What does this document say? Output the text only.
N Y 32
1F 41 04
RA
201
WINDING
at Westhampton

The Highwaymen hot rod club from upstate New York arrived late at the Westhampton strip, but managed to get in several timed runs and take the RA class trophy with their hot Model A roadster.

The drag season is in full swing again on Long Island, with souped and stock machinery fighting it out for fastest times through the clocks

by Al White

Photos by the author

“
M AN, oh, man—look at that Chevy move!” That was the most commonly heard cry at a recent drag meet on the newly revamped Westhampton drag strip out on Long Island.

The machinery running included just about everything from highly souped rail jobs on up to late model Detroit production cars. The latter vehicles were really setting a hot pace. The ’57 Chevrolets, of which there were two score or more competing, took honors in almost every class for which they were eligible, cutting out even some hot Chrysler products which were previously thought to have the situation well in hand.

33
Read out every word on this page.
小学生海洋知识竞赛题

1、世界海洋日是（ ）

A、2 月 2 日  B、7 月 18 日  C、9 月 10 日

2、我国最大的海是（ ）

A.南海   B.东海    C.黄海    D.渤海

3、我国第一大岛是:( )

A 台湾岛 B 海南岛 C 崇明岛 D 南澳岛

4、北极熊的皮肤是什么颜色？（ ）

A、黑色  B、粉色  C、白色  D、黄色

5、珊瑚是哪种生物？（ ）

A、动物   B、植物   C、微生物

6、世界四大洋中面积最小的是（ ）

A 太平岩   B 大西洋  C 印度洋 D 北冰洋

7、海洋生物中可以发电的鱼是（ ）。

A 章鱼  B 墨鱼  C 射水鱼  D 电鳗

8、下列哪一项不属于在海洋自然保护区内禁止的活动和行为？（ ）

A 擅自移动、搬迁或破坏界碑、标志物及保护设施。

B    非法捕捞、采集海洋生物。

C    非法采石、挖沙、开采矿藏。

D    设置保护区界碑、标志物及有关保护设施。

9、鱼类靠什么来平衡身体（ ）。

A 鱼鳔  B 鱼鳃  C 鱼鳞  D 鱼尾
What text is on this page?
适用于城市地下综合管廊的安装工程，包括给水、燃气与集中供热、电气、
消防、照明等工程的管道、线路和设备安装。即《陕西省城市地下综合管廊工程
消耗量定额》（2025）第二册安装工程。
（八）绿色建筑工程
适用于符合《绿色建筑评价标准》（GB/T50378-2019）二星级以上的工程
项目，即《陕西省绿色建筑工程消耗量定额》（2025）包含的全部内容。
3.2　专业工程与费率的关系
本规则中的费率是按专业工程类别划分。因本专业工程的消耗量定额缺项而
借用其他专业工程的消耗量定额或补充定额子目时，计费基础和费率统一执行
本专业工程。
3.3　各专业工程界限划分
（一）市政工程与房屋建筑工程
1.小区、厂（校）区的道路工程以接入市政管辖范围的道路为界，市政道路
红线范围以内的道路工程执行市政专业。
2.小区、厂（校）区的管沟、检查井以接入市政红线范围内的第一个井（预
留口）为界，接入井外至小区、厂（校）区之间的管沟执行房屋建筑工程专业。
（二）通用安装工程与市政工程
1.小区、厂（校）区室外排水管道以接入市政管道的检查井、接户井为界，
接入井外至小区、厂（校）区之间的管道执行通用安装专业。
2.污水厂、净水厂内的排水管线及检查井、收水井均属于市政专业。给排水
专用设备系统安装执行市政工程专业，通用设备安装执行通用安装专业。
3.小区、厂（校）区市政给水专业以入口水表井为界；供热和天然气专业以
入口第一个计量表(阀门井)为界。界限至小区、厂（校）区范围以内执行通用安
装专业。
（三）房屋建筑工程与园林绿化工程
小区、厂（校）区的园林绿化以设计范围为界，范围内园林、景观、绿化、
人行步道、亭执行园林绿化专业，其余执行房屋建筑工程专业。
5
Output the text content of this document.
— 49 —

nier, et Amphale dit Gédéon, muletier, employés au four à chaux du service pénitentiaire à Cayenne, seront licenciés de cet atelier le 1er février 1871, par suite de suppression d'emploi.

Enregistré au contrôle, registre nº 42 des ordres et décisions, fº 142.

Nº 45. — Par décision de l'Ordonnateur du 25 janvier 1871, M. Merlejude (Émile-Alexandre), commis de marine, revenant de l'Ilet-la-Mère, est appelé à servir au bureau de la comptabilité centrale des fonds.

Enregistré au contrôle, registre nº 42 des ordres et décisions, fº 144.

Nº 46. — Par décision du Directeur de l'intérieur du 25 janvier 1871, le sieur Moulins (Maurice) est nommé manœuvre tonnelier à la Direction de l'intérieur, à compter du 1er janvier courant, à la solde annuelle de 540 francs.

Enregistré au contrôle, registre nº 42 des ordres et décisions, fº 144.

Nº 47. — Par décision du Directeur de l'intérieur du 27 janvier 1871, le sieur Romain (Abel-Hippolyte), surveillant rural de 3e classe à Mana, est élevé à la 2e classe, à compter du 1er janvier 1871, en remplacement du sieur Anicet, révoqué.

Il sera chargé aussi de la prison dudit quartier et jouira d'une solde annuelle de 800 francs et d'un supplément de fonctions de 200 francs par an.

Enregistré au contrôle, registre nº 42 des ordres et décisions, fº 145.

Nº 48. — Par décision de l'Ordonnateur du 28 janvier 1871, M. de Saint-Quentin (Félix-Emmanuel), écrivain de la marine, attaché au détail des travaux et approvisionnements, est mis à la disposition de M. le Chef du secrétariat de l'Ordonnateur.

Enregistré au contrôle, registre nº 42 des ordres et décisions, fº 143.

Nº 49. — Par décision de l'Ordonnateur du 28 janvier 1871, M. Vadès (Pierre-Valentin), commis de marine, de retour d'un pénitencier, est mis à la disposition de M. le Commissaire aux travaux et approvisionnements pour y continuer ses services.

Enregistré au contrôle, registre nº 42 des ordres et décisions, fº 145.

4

═══

Stated task: Find the word "every" and list each line it appears in.

Output for this task:
The machinery running included just about everything from highly souped rail jobs on up to late model Detroit production cars. The latter vehicles were really setting a hot pace. The ’57 Chevrolets, of which there were two score or more competing, took honors in almost every class for which they were eligible, cutting out even some hot Chrysler products which were previously thought to have the situation well in hand.
Read out every word on this page.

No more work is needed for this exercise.